(WHAT TO WORK ON) Give all of the lines again exactly as they read.
** start RECORDS SHOWN **
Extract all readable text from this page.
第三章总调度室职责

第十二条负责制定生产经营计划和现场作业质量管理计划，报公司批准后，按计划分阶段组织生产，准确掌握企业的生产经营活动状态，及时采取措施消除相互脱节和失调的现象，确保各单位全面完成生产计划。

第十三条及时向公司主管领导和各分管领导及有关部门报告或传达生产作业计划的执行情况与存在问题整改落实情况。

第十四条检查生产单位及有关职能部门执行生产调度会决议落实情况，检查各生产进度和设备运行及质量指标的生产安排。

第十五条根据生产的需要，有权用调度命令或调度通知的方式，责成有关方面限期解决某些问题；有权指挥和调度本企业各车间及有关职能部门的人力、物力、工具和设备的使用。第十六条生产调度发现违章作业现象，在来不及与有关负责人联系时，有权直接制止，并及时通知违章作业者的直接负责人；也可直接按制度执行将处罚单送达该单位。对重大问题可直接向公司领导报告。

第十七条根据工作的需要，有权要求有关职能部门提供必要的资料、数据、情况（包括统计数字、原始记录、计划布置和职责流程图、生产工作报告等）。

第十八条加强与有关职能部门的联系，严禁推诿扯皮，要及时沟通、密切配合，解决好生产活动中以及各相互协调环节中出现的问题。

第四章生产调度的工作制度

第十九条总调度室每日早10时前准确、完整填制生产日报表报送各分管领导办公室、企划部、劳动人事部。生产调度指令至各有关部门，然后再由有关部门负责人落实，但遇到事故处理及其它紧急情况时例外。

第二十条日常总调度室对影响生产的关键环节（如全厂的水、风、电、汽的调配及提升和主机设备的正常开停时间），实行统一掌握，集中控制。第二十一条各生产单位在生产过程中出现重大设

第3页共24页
** end RECORDS SHOWN **
(WRITTEN RESPONSE)
Extract all readable text from this page.
第三章总调度室职责

第十二条负责制定生产经营计划和现场作业质量管理计划，报公司批准后，按计划分阶段组织生产，准确掌握企业的生产经营活动状态，及时采取措施消除相互脱节和失调的现象，确保各单位全面完成生产计划。

第十三条及时向公司主管领导和各分管领导及有关部门报告或传达生产作业计划的执行情况与存在问题整改落实情况。

第十四条检查生产单位及有关职能部门执行生产调度会决议落实情况，检查各生产进度和设备运行及质量指标的生产安排。

第十五条根据生产的需要，有权用调度命令或调度通知的方式，责成有关方面限期解决某些问题；有权指挥和调度本企业各车间及有关职能部门的人力、物力、工具和设备的使用。第十六条生产调度发现违章作业现象，在来不及与有关负责人联系时，有权直接制止，并及时通知违章作业者的直接负责人；也可直接按制度执行将处罚单送达该单位。对重大问题可直接向公司领导报告。

第十七条根据工作的需要，有权要求有关职能部门提供必要的资料、数据、情况（包括统计数字、原始记录、计划布置和职责流程图、生产工作报告等）。

第十八条加强与有关职能部门的联系，严禁推诿扯皮，要及时沟通、密切配合，解决好生产活动中以及各相互协调环节中出现的问题。

第四章生产调度的工作制度

第十九条总调度室每日早10时前准确、完整填制生产日报表报送各分管领导办公室、企划部、劳动人事部。生产调度指令至各有关部门，然后再由有关部门负责人落实，但遇到事故处理及其它紧急情况时例外。

第二十条日常总调度室对影响生产的关键环节（如全厂的水、风、电、汽的调配及提升和主机设备的正常开停时间），实行统一掌握，集中控制。第二十一条各生产单位在生产过程中出现重大设

第3页共24页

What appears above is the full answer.